Challenge: Edit the entries beginning at the line containing "general-bots-logo: GENERAL BOTS" and ending after the line containing "gblib-box: .gblib [815,442,898,469]", swapping "React.js" for "Preact.js" and leaving everything else as it is. Return only those lines.

-------- Excerpted data

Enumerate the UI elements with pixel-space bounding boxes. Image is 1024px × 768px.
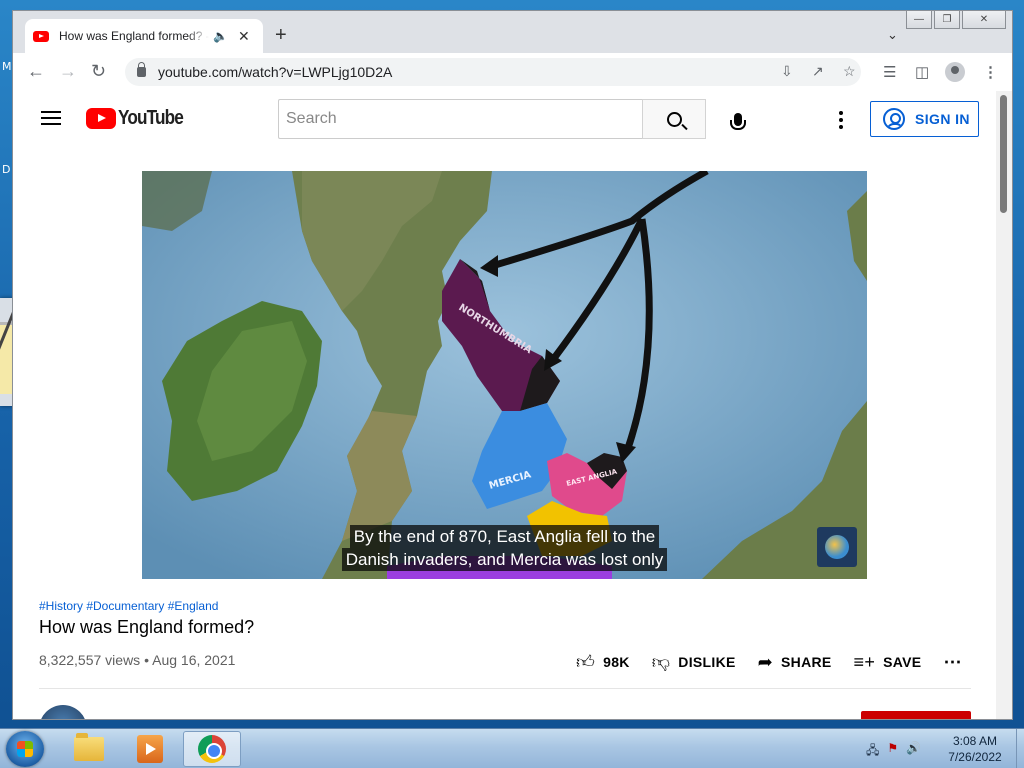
video-meta: 8,322,557 views • Aug 16, 2021 — [39, 652, 235, 668]
video-hashtags[interactable]: #History #Documentary #England — [39, 599, 218, 613]
playlist-add-icon: ≡+ — [853, 651, 876, 672]
media-player-icon — [137, 735, 163, 763]
divider — [39, 688, 971, 689]
like-count: 98K — [603, 654, 630, 670]
forward-button[interactable]: → — [59, 62, 77, 80]
search-button[interactable] — [642, 99, 706, 139]
meta-separator: • — [144, 652, 153, 668]
share-page-icon[interactable]: ↗ — [812, 63, 824, 80]
youtube-favicon-icon — [33, 30, 49, 42]
sign-in-button[interactable]: SIGN IN — [870, 101, 979, 137]
youtube-wordmark: YouTube — [118, 107, 184, 129]
profile-avatar[interactable] — [945, 62, 965, 82]
video-actions: 👍︎ 98K 👎︎ DISLIKE ➦ SHARE ≡+ SAVE ⋯ — [576, 651, 962, 673]
folder-icon — [74, 733, 104, 761]
browser-toolbar: ← → ↻ youtube.com/watch?v=LWPLjg10D2A ⇩ … — [13, 53, 1012, 91]
browser-menu-icon[interactable]: ⋮ — [983, 63, 998, 81]
show-desktop-button[interactable] — [1016, 729, 1024, 768]
media-control-icon[interactable]: ☰ — [883, 63, 896, 81]
browser-tab[interactable]: How was England formed? - YouTube 🔈 ✕ — [25, 19, 263, 53]
url-text: youtube.com/watch?v=LWPLjg10D2A — [158, 64, 393, 80]
desktop-icon-label[interactable]: M — [2, 60, 12, 73]
back-button[interactable]: ← — [27, 62, 45, 80]
caption-line: By the end of 870, East Anglia fell to t… — [349, 525, 660, 548]
hamburger-menu-icon[interactable] — [41, 111, 61, 125]
video-player[interactable]: NORTHUMBRIA MERCIA EAST ANGLIA By the en… — [142, 171, 867, 579]
window-close-button[interactable]: ✕ — [962, 11, 1006, 29]
side-panel-icon[interactable]: ◫ — [915, 63, 929, 81]
restore-button[interactable]: ❐ — [934, 11, 960, 29]
save-button[interactable]: ≡+ SAVE — [854, 652, 922, 673]
tab-strip: How was England formed? - YouTube 🔈 ✕ + … — [13, 11, 1012, 53]
taskbar: 🖧 ⚑ 🔊 3:08 AM 7/26/2022 — [0, 728, 1024, 768]
page-scrollbar[interactable] — [996, 91, 1012, 719]
system-tray: 🖧 ⚑ 🔊 — [866, 741, 921, 762]
tab-search-chevron-icon[interactable]: ⌄ — [887, 27, 898, 43]
taskbar-explorer[interactable] — [60, 731, 118, 767]
lock-icon[interactable] — [137, 62, 146, 77]
page-viewport: YouTube Search SIGN IN NORTHUMBRIA MERCI… — [13, 91, 998, 719]
save-label: SAVE — [883, 654, 922, 670]
settings-more-icon[interactable] — [839, 111, 843, 129]
taskbar-media-player[interactable] — [121, 731, 179, 767]
account-icon — [883, 108, 905, 130]
clock-time: 3:08 AM — [952, 734, 998, 748]
dislike-label: DISLIKE — [678, 654, 736, 670]
address-bar[interactable]: youtube.com/watch?v=LWPLjg10D2A — [125, 58, 861, 86]
microphone-icon — [730, 112, 746, 130]
sign-in-label: SIGN IN — [915, 111, 970, 127]
taskbar-clock[interactable]: 3:08 AM 7/26/2022 — [936, 733, 1014, 765]
windows-logo-icon — [17, 749, 33, 757]
close-tab-icon[interactable]: ✕ — [238, 28, 250, 45]
network-icon[interactable]: 🖧 — [866, 741, 879, 762]
bookmark-star-icon[interactable]: ☆ — [843, 63, 856, 80]
search-icon — [666, 111, 682, 127]
like-button[interactable]: 👍︎ 98K — [576, 651, 630, 673]
action-center-flag-icon[interactable]: ⚑ — [887, 741, 898, 762]
clock-date: 7/26/2022 — [948, 750, 1002, 764]
youtube-header: YouTube Search SIGN IN — [13, 91, 998, 147]
youtube-logo[interactable]: YouTube — [86, 107, 194, 130]
thumbs-down-icon: 👎︎ — [651, 652, 671, 672]
tab-title: How was England formed? - YouTube — [59, 29, 209, 43]
dislike-button[interactable]: 👎︎ DISLIKE — [652, 651, 736, 673]
install-app-icon[interactable]: ⇩ — [781, 63, 793, 80]
video-title: How was England formed? — [39, 617, 255, 637]
new-tab-button[interactable]: + — [275, 25, 287, 45]
taskbar-chrome[interactable] — [183, 731, 241, 767]
video-frame-map: NORTHUMBRIA MERCIA EAST ANGLIA — [142, 171, 867, 579]
voice-search-button[interactable] — [723, 104, 753, 134]
thumbs-up-icon: 👍︎ — [576, 652, 596, 672]
share-button[interactable]: ➦ SHARE — [758, 652, 832, 673]
speaker-icon[interactable]: 🔈 — [213, 29, 228, 43]
window-controls: — ❐ ✕ — [906, 11, 1006, 29]
channel-avatar[interactable] — [39, 705, 87, 719]
minimize-button[interactable]: — — [906, 11, 932, 29]
scrollbar-thumb[interactable] — [1000, 95, 1007, 213]
search-input[interactable]: Search — [278, 99, 643, 139]
share-label: SHARE — [781, 654, 832, 670]
youtube-play-icon — [86, 108, 116, 129]
channel-watermark-icon[interactable] — [817, 527, 857, 567]
view-count: 8,322,557 views — [39, 652, 141, 668]
upload-date: Aug 16, 2021 — [152, 652, 236, 668]
video-captions: By the end of 870, East Anglia fell to t… — [142, 525, 867, 571]
share-arrow-icon: ➦ — [757, 651, 774, 672]
desktop-icon-label[interactable]: D — [2, 163, 10, 176]
chrome-icon — [198, 735, 226, 763]
browser-window: How was England formed? - YouTube 🔈 ✕ + … — [12, 10, 1013, 720]
subscribe-button[interactable] — [861, 711, 971, 719]
reload-button[interactable]: ↻ — [91, 62, 106, 80]
more-actions-icon[interactable]: ⋯ — [943, 652, 962, 673]
start-button[interactable] — [6, 731, 44, 767]
caption-line: Danish invaders, and Mercia was lost onl… — [341, 548, 668, 571]
volume-icon[interactable]: 🔊 — [906, 741, 921, 762]
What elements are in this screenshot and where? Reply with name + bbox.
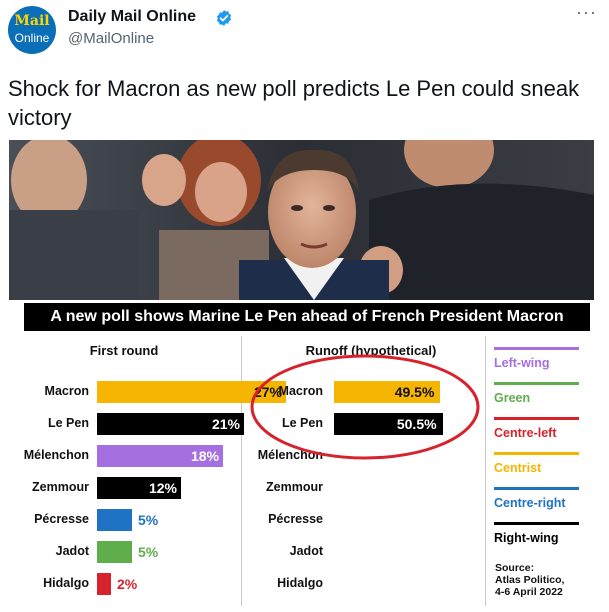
first-round-heading: First round — [89, 343, 159, 358]
source-label: Source: — [495, 562, 535, 574]
source-publisher: Atlas Politico, — [495, 574, 565, 586]
source-note: Source: Atlas Politico, 4-6 April 2022 — [495, 562, 564, 598]
legend-label: Centre-right — [494, 496, 566, 510]
legend-label: Right-wing — [494, 531, 559, 545]
first-round-candidate-label: Macron — [44, 384, 89, 398]
more-options-icon[interactable]: ··· — [576, 2, 597, 23]
first-round-candidate-label: Zemmour — [32, 480, 89, 494]
legend-label: Left-wing — [494, 356, 550, 370]
first-round-value-label: 12% — [148, 480, 177, 496]
first-round-bar — [97, 541, 132, 563]
news-photo[interactable] — [9, 140, 594, 300]
legend-divider — [485, 336, 486, 606]
crowd-photo-illustration — [9, 140, 594, 300]
runoff-candidate-label: Zemmour — [266, 480, 323, 494]
source-date: 4-6 April 2022 — [495, 586, 563, 598]
legend-swatch — [494, 417, 579, 420]
first-round-value-label: 21% — [211, 416, 240, 432]
first-round-candidate-label: Pécresse — [34, 512, 89, 526]
legend-swatch — [494, 382, 579, 385]
avatar-logo-subtext: Online — [14, 31, 50, 45]
runoff-candidate-label: Jadot — [289, 544, 323, 558]
legend-swatch — [494, 452, 579, 455]
first-round-candidate-label: Le Pen — [48, 416, 89, 430]
first-round-bar — [97, 573, 111, 595]
first-round-bar — [97, 509, 132, 531]
first-round-candidate-label: Mélenchon — [23, 448, 89, 462]
first-round-value-label: 5% — [138, 512, 159, 528]
avatar-logo-text: Mail — [14, 13, 50, 29]
highlight-ellipse — [250, 354, 480, 460]
first-round-value-label: 2% — [117, 576, 138, 592]
runoff-candidate-label: Hidalgo — [277, 576, 323, 590]
legend-label: Green — [494, 391, 531, 405]
column-divider — [241, 336, 242, 606]
account-handle[interactable]: @MailOnline — [68, 30, 154, 47]
legend-label: Centre-left — [494, 426, 557, 440]
legend-swatch — [494, 522, 579, 525]
avatar[interactable]: Mail Online — [8, 6, 56, 54]
legend-label: Centrist — [494, 461, 542, 475]
first-round-candidate-label: Jadot — [55, 544, 89, 558]
runoff-candidate-label: Pécresse — [268, 512, 323, 526]
first-round-candidate-label: Hidalgo — [43, 576, 89, 590]
verified-badge-icon — [216, 10, 232, 26]
infographic-banner: A new poll shows Marine Le Pen ahead of … — [24, 303, 590, 331]
poll-infographic: A new poll shows Marine Le Pen ahead of … — [9, 300, 594, 608]
first-round-value-label: 5% — [138, 544, 159, 560]
account-name[interactable]: Daily Mail Online — [68, 8, 196, 26]
first-round-value-label: 18% — [190, 448, 219, 464]
legend-swatch — [494, 487, 579, 490]
legend-swatch — [494, 347, 579, 350]
tweet-text: Shock for Macron as new poll predicts Le… — [8, 76, 580, 130]
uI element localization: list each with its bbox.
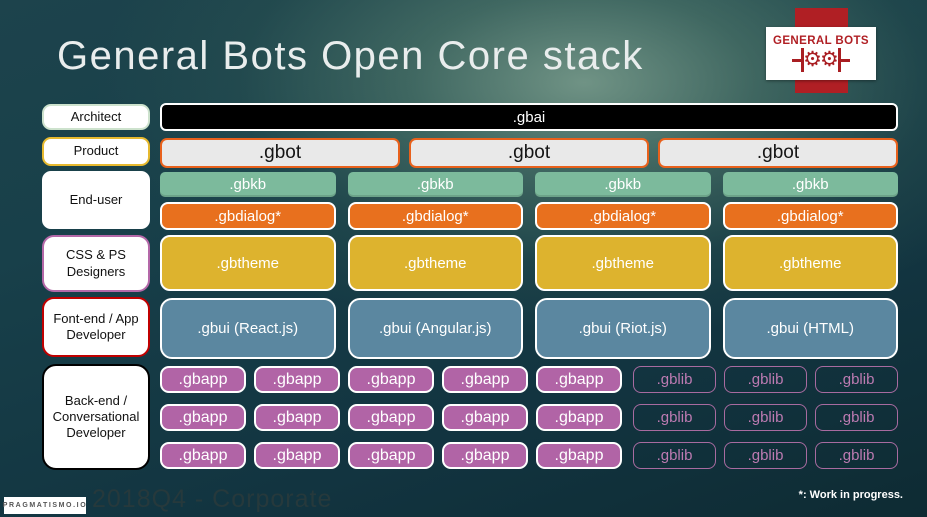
general-bots-logo: GENERAL BOTS ⚙ ⚙ [766,27,876,80]
role-label-architect: Architect [42,104,150,130]
gbui-react-box: .gbui (React.js) [160,298,336,359]
gbot-row: .gbot .gbot .gbot [160,138,898,168]
gbtheme-box: .gbtheme [160,235,336,291]
gbui-html-box: .gbui (HTML) [722,298,898,359]
gbdialog-box: .gbdialog* [722,202,898,230]
gblib-box: .gblib [815,442,898,469]
gbui-angular-box: .gbui (Angular.js) [347,298,523,359]
gbdialog-row: .gbdialog* .gbdialog* .gbdialog* .gbdial… [160,202,898,230]
gbkb-box: .gbkb [722,172,898,197]
work-in-progress-note: *: Work in progress. [798,489,903,501]
gblib-box: .gblib [815,366,898,393]
gear-line-icon [792,58,802,62]
gbkb-box: .gbkb [160,172,336,197]
gblib-box: .gblib [724,442,807,469]
gbui-riot-box: .gbui (Riot.js) [535,298,711,359]
gbtheme-box: .gbtheme [722,235,898,291]
gbapp-box: .gbapp [160,404,246,431]
gbtheme-row: .gbtheme .gbtheme .gbtheme .gbtheme [160,235,898,291]
gbot-box: .gbot [409,138,649,168]
gbdialog-box: .gbdialog* [347,202,523,230]
gblib-box: .gblib [815,404,898,431]
gblib-box: .gblib [724,366,807,393]
gbtheme-box: .gbtheme [347,235,523,291]
gbapp-box: .gbapp [442,366,528,393]
role-label-frontend-app-developer: Font-end / App Developer [42,297,150,357]
gbapp-box: .gbapp [160,442,246,469]
gbtheme-box: .gbtheme [535,235,711,291]
gbkb-row: .gbkb .gbkb .gbkb .gbkb [160,172,898,197]
gbapp-box: .gbapp [536,366,622,393]
gbapp-gblib-row: .gbapp .gbapp .gbapp .gbapp .gbapp .gbli… [160,366,898,393]
role-label-css-ps-designers: CSS & PS Designers [42,235,150,292]
gbot-box: .gbot [160,138,400,168]
gbai-bar: .gbai [160,103,898,131]
gbapp-box: .gbapp [442,404,528,431]
gbkb-box: .gbkb [347,172,523,197]
gbdialog-box: .gbdialog* [535,202,711,230]
gbapp-box: .gbapp [536,442,622,469]
role-label-end-user: End-user [42,171,150,229]
slide: General Bots Open Core stack GENERAL BOT… [0,0,927,517]
gbapp-box: .gbapp [254,366,340,393]
gbdialog-box: .gbdialog* [160,202,336,230]
role-label-product: Product [42,137,150,166]
gbkb-box: .gbkb [535,172,711,197]
gbui-row: .gbui (React.js) .gbui (Angular.js) .gbu… [160,298,898,359]
gbapp-gblib-row: .gbapp .gbapp .gbapp .gbapp .gbapp .gbli… [160,404,898,431]
gear-line-icon [840,58,850,62]
gbapp-box: .gbapp [536,404,622,431]
gbapp-box: .gbapp [348,442,434,469]
logo-text: GENERAL BOTS [773,35,869,47]
role-label-backend-conversational-developer: Back-end / Conversational Developer [42,364,150,470]
pragmatismo-brand-badge: PRAGMATISMO.IO [3,497,86,514]
gbot-box: .gbot [658,138,898,168]
gears-icon: ⚙ ⚙ [792,48,850,72]
gbapp-box: .gbapp [348,404,434,431]
gbapp-box: .gbapp [254,404,340,431]
gbapp-box: .gbapp [348,366,434,393]
gbapp-gblib-row: .gbapp .gbapp .gbapp .gbapp .gbapp .gbli… [160,442,898,469]
gbapp-box: .gbapp [254,442,340,469]
gbapp-box: .gbapp [160,366,246,393]
gear-icon: ⚙ [820,48,839,71]
gblib-box: .gblib [724,404,807,431]
gblib-box: .gblib [633,442,716,469]
gblib-box: .gblib [633,366,716,393]
gbapp-box: .gbapp [442,442,528,469]
footer-version-text: 2018Q4 - Corporate [92,485,333,513]
page-title: General Bots Open Core stack [57,34,644,78]
gblib-box: .gblib [633,404,716,431]
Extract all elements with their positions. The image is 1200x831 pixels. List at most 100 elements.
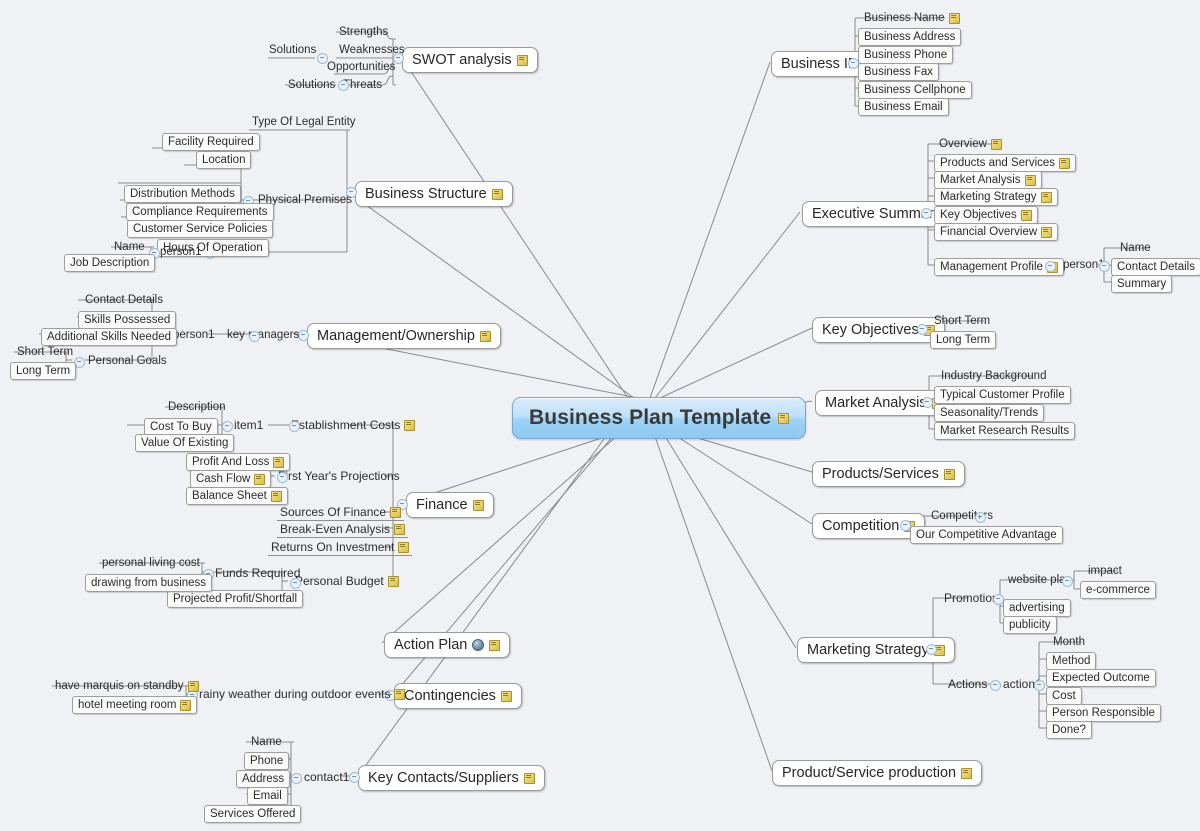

----------------

Problem solution:
general-bots-logo: GENERAL BOTS ⚙ ⚙ [766,27,876,80]
role-label-architect: Architect [42,104,150,130]
gbui-react-box: .gbui (Preact.js) [160,298,336,359]
gbot-row: .gbot .gbot .gbot [160,138,898,168]
gbtheme-box: .gbtheme [160,235,336,291]
gbui-html-box: .gbui (HTML) [722,298,898,359]
gbdialog-box: .gbdialog* [722,202,898,230]
gblib-box: .gblib [815,442,898,469]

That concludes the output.